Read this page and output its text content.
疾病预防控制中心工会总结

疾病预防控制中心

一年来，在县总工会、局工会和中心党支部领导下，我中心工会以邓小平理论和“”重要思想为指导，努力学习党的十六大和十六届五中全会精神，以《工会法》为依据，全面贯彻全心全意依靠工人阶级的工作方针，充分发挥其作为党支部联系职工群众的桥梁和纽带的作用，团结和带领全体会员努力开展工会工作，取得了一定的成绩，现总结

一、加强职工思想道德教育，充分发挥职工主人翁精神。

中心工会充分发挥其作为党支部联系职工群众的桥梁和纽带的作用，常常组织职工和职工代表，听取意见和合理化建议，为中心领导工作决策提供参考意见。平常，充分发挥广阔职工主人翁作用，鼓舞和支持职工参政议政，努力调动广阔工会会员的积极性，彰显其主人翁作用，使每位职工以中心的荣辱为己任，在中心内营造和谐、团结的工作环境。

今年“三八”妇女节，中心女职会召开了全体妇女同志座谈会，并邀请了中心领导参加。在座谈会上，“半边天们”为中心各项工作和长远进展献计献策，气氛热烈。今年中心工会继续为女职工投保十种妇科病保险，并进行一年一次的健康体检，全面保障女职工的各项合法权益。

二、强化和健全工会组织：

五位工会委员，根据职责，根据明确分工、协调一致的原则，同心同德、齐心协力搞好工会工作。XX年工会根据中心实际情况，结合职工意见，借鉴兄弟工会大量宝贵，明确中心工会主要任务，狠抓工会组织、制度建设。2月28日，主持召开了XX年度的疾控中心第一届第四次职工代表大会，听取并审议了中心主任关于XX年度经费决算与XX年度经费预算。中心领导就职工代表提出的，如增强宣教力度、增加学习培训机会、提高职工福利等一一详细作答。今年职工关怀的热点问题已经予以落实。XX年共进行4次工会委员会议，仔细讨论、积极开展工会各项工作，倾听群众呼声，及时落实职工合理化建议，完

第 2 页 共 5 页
──────────
### Do this
Using the material above, print every entry exactly as written.

### Completed task
Read this page and output its text content.
疾病预防控制中心工会总结

疾病预防控制中心

一年来，在县总工会、局工会和中心党支部领导下，我中心工会以邓小平理论和“”重要思想为指导，努力学习党的十六大和十六届五中全会精神，以《工会法》为依据，全面贯彻全心全意依靠工人阶级的工作方针，充分发挥其作为党支部联系职工群众的桥梁和纽带的作用，团结和带领全体会员努力开展工会工作，取得了一定的成绩，现总结

一、加强职工思想道德教育，充分发挥职工主人翁精神。

中心工会充分发挥其作为党支部联系职工群众的桥梁和纽带的作用，常常组织职工和职工代表，听取意见和合理化建议，为中心领导工作决策提供参考意见。平常，充分发挥广阔职工主人翁作用，鼓舞和支持职工参政议政，努力调动广阔工会会员的积极性，彰显其主人翁作用，使每位职工以中心的荣辱为己任，在中心内营造和谐、团结的工作环境。

今年“三八”妇女节，中心女职会召开了全体妇女同志座谈会，并邀请了中心领导参加。在座谈会上，“半边天们”为中心各项工作和长远进展献计献策，气氛热烈。今年中心工会继续为女职工投保十种妇科病保险，并进行一年一次的健康体检，全面保障女职工的各项合法权益。

二、强化和健全工会组织：

五位工会委员，根据职责，根据明确分工、协调一致的原则，同心同德、齐心协力搞好工会工作。XX年工会根据中心实际情况，结合职工意见，借鉴兄弟工会大量宝贵，明确中心工会主要任务，狠抓工会组织、制度建设。2月28日，主持召开了XX年度的疾控中心第一届第四次职工代表大会，听取并审议了中心主任关于XX年度经费决算与XX年度经费预算。中心领导就职工代表提出的，如增强宣教力度、增加学习培训机会、提高职工福利等一一详细作答。今年职工关怀的热点问题已经予以落实。XX年共进行4次工会委员会议，仔细讨论、积极开展工会各项工作，倾听群众呼声，及时落实职工合理化建议，完

第 2 页 共 5 页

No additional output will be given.